● SET PROBLEM:
Using the listing below, extract each line that has the word "message" in it.
::: ROWS :::
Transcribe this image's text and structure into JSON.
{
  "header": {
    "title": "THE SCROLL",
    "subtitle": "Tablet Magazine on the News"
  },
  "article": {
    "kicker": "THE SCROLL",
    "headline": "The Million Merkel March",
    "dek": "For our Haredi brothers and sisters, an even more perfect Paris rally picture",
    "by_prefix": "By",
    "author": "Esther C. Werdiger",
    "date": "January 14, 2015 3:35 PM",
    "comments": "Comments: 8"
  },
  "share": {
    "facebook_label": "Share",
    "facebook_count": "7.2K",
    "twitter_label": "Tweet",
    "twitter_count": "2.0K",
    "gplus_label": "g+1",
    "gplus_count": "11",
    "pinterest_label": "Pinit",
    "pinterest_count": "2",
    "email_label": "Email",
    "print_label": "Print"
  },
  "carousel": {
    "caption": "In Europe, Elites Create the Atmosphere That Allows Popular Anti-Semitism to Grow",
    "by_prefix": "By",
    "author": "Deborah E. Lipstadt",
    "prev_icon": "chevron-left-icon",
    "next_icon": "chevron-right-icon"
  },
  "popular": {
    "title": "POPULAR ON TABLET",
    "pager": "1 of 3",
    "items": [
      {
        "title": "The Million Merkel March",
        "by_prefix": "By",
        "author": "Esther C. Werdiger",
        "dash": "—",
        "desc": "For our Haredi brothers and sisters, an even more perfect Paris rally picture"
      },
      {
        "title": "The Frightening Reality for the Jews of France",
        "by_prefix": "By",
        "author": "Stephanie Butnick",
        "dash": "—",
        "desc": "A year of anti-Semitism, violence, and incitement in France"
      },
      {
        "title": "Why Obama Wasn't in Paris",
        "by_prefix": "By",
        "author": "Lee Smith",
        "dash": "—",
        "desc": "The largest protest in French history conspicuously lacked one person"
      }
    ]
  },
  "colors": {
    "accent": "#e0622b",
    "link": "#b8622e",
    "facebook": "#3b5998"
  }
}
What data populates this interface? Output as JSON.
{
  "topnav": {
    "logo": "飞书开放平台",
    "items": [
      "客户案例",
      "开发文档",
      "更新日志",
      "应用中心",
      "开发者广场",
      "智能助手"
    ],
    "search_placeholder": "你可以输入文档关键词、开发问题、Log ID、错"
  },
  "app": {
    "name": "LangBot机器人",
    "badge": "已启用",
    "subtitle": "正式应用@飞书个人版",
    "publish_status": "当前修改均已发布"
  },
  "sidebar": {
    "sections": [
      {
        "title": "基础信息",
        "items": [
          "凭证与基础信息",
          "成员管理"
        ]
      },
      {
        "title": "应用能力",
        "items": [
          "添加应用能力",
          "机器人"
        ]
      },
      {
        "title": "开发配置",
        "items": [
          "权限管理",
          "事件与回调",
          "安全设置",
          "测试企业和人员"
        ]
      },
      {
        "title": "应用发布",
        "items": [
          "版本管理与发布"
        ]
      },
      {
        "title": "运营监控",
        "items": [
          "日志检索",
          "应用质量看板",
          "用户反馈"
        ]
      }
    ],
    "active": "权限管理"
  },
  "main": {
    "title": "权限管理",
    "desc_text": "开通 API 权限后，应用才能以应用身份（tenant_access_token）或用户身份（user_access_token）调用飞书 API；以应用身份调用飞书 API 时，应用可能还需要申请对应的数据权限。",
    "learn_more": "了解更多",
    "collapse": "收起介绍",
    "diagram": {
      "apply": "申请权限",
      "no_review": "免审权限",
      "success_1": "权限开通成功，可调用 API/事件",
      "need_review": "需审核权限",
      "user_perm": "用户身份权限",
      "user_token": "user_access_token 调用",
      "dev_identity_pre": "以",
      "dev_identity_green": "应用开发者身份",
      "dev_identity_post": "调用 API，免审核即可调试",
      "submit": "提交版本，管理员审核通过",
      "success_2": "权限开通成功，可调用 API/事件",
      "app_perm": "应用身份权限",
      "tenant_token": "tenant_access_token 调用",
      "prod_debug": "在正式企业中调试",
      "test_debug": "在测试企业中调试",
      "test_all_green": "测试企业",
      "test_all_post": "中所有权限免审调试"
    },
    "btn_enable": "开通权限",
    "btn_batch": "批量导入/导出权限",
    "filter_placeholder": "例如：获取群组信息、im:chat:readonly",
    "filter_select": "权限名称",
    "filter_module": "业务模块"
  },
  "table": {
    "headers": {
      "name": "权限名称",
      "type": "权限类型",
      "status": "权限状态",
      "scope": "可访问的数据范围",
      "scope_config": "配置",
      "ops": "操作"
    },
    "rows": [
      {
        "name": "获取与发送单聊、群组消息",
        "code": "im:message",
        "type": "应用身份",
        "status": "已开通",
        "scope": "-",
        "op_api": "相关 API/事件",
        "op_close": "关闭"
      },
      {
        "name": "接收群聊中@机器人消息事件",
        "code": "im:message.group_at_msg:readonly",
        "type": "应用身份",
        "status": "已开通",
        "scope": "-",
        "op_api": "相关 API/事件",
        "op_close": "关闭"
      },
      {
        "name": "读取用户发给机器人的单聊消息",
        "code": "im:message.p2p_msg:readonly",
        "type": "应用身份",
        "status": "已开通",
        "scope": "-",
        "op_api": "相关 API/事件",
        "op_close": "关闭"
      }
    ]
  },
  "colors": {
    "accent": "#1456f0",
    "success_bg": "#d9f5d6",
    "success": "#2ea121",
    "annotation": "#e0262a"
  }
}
:::
● EXERCISE RESULT:
        "code": "im:message",
        "code": "im:message.group_at_msg:readonly",
        "code": "im:message.p2p_msg:readonly",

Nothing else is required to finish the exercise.